> [WHAT IS NEEDED] All material below is to be reproduced exactly.
# start of DATASET
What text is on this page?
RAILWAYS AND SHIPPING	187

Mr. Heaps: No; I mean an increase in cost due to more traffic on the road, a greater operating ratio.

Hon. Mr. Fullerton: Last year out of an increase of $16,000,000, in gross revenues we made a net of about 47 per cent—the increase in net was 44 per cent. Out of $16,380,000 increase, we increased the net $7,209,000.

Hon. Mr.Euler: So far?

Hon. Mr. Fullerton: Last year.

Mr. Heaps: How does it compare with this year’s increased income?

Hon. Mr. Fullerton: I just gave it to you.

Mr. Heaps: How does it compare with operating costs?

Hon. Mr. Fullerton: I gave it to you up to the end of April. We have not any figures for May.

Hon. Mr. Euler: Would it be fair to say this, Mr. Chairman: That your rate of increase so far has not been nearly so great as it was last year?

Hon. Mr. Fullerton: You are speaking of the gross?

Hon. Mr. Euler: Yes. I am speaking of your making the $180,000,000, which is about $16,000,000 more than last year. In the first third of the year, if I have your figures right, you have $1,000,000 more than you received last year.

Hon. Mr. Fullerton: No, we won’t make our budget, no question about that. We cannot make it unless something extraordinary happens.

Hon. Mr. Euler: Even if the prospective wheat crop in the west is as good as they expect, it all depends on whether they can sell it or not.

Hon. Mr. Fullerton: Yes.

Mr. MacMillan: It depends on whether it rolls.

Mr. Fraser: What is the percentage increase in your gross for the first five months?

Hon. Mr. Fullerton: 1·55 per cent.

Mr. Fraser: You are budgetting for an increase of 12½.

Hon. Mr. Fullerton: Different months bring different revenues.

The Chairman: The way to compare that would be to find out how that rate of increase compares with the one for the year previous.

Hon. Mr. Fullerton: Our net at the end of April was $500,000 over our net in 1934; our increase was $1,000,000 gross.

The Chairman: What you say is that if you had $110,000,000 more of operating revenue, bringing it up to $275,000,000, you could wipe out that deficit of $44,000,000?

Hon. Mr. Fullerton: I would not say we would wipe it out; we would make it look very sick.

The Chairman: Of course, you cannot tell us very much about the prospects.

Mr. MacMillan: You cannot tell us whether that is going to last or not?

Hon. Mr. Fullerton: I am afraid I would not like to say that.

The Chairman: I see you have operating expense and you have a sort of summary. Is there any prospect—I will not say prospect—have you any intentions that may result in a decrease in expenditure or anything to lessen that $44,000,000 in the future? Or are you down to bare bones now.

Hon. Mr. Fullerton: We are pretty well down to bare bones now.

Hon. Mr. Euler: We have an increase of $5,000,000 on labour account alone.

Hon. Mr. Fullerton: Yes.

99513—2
# end of DATASET
> [ANSWER TO THE TASK]
What text is on this page?
RAILWAYS AND SHIPPING	187

Mr. Heaps: No; I mean an increase in cost due to more traffic on the road, a greater operating ratio.

Hon. Mr. Fullerton: Last year out of an increase of $16,000,000, in gross revenues we made a net of about 47 per cent—the increase in net was 44 per cent. Out of $16,380,000 increase, we increased the net $7,209,000.

Hon. Mr.Euler: So far?

Hon. Mr. Fullerton: Last year.

Mr. Heaps: How does it compare with this year’s increased income?

Hon. Mr. Fullerton: I just gave it to you.

Mr. Heaps: How does it compare with operating costs?

Hon. Mr. Fullerton: I gave it to you up to the end of April. We have not any figures for May.

Hon. Mr. Euler: Would it be fair to say this, Mr. Chairman: That your rate of increase so far has not been nearly so great as it was last year?

Hon. Mr. Fullerton: You are speaking of the gross?

Hon. Mr. Euler: Yes. I am speaking of your making the $180,000,000, which is about $16,000,000 more than last year. In the first third of the year, if I have your figures right, you have $1,000,000 more than you received last year.

Hon. Mr. Fullerton: No, we won’t make our budget, no question about that. We cannot make it unless something extraordinary happens.

Hon. Mr. Euler: Even if the prospective wheat crop in the west is as good as they expect, it all depends on whether they can sell it or not.

Hon. Mr. Fullerton: Yes.

Mr. MacMillan: It depends on whether it rolls.

Mr. Fraser: What is the percentage increase in your gross for the first five months?

Hon. Mr. Fullerton: 1·55 per cent.

Mr. Fraser: You are budgetting for an increase of 12½.

Hon. Mr. Fullerton: Different months bring different revenues.

The Chairman: The way to compare that would be to find out how that rate of increase compares with the one for the year previous.

Hon. Mr. Fullerton: Our net at the end of April was $500,000 over our net in 1934; our increase was $1,000,000 gross.

The Chairman: What you say is that if you had $110,000,000 more of operating revenue, bringing it up to $275,000,000, you could wipe out that deficit of $44,000,000?

Hon. Mr. Fullerton: I would not say we would wipe it out; we would make it look very sick.

The Chairman: Of course, you cannot tell us very much about the prospects.

Mr. MacMillan: You cannot tell us whether that is going to last or not?

Hon. Mr. Fullerton: I am afraid I would not like to say that.

The Chairman: I see you have operating expense and you have a sort of summary. Is there any prospect—I will not say prospect—have you any intentions that may result in a decrease in expenditure or anything to lessen that $44,000,000 in the future? Or are you down to bare bones now.

Hon. Mr. Fullerton: We are pretty well down to bare bones now.

Hon. Mr. Euler: We have an increase of $5,000,000 on labour account alone.

Hon. Mr. Fullerton: Yes.

99513—2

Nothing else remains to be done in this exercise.